** Direction **
Of all the lines in the data below, how many contain "Cardholder"? Report that number alone.
──────── Source records
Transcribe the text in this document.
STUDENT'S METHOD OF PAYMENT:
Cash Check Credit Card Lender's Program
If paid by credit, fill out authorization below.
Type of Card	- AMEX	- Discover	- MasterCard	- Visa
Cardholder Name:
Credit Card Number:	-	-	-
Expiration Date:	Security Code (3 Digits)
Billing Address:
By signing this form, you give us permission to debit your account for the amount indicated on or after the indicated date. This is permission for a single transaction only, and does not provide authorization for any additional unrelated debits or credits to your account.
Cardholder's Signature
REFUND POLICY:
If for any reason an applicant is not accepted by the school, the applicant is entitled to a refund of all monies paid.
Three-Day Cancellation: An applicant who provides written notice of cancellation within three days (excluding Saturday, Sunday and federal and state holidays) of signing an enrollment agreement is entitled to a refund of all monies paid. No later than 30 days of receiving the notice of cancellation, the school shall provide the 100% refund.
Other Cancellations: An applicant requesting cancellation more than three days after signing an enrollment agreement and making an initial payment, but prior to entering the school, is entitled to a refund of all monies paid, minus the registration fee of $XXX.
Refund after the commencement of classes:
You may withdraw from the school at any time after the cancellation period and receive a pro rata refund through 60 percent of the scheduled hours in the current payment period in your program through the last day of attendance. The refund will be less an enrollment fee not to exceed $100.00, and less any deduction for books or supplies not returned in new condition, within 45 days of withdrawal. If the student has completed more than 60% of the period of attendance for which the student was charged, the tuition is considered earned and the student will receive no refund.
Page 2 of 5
────────────────
** Result of this exercise **
2